## What you are asked to do
From the listing below, copy every line with the word "like".

## Data entries
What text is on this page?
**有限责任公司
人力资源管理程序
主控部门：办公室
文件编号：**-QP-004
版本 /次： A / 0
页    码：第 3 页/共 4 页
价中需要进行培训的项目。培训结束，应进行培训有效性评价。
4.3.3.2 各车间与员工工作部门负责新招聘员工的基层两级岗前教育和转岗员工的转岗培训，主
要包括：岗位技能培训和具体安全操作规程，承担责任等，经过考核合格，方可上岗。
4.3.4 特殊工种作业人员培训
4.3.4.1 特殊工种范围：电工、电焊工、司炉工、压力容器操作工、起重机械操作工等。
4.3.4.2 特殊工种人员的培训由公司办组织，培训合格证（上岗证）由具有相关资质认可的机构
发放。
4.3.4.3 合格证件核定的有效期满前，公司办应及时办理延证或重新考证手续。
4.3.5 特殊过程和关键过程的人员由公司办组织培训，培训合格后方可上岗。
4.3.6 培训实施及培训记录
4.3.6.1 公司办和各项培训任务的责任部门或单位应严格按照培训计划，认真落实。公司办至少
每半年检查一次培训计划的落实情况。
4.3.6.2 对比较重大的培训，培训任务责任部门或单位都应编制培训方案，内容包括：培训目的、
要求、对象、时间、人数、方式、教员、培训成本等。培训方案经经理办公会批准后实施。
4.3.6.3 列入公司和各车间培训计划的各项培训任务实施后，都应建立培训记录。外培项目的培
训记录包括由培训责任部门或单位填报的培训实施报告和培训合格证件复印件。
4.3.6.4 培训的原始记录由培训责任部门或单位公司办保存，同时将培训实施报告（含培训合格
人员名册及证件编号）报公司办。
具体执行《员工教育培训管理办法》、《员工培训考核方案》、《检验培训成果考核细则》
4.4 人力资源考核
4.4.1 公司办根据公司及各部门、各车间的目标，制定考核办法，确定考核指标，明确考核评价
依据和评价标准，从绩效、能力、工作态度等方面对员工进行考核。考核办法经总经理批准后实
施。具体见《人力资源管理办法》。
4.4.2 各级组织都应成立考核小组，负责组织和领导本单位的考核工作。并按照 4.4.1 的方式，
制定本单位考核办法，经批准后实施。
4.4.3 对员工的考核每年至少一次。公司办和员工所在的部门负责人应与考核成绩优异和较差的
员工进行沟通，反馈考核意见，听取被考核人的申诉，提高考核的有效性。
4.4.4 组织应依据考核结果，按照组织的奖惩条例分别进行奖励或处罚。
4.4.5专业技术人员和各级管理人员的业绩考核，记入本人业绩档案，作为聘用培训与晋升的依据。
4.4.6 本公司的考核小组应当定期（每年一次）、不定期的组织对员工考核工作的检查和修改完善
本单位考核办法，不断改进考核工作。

==

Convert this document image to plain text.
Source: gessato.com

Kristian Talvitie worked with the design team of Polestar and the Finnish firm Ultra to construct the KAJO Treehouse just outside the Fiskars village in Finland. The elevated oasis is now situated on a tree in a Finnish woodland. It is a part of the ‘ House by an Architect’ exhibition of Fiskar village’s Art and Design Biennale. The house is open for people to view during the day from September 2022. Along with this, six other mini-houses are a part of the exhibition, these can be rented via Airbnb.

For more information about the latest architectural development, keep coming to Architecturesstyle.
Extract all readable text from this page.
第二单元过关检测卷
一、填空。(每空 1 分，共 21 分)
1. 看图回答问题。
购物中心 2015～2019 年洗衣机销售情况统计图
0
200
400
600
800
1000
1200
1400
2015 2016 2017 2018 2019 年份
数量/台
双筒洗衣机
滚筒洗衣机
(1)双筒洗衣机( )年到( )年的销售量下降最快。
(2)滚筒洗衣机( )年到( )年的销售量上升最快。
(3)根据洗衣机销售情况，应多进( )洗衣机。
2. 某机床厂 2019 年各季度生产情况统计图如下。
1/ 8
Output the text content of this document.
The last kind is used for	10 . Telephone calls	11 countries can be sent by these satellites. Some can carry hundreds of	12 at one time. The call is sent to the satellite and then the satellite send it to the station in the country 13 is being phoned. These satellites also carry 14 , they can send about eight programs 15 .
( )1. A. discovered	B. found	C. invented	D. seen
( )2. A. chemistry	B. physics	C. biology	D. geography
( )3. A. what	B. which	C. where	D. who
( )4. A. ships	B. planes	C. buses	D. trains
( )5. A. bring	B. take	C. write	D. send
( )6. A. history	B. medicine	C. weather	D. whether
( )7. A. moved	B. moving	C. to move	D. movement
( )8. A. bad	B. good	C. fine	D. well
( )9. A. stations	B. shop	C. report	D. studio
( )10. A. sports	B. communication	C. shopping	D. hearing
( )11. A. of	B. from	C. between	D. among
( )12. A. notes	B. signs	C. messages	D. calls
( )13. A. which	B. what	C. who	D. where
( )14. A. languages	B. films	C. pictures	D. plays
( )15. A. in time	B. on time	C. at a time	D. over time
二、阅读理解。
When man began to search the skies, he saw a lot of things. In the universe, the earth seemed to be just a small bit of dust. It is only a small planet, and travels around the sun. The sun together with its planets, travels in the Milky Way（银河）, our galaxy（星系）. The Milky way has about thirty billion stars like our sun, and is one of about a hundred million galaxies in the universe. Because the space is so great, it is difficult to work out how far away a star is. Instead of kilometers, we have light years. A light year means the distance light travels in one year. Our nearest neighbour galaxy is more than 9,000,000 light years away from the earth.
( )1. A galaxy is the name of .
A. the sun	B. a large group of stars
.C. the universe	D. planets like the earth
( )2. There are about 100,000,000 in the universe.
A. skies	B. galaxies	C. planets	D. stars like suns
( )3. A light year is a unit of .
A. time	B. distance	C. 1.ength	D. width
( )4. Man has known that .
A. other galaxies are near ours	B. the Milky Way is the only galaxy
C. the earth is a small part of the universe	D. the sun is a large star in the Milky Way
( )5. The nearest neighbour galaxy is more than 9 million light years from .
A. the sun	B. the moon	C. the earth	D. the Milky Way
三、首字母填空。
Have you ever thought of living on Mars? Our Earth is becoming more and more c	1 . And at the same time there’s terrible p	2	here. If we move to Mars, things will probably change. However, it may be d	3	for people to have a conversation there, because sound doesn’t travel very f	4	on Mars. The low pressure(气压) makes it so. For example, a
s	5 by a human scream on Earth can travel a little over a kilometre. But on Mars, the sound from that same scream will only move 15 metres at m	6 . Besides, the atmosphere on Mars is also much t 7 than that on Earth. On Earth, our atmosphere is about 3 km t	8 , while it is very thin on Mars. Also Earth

## Result for this exercise
When man began to search the skies, he saw a lot of things. In the universe, the earth seemed to be just a small bit of dust. It is only a small planet, and travels around the sun. The sun together with its planets, travels in the Milky Way（银河）, our galaxy（星系）. The Milky way has about thirty billion stars like our sun, and is one of about a hundred million galaxies in the universe. Because the space is so great, it is difficult to work out how far away a star is. Instead of kilometers, we have light years. A light year means the distance light travels in one year. Our nearest neighbour galaxy is more than 9,000,000 light years away from the earth.
.C. the universe	D. planets like the earth
A. skies	B. galaxies	C. planets	D. stars like suns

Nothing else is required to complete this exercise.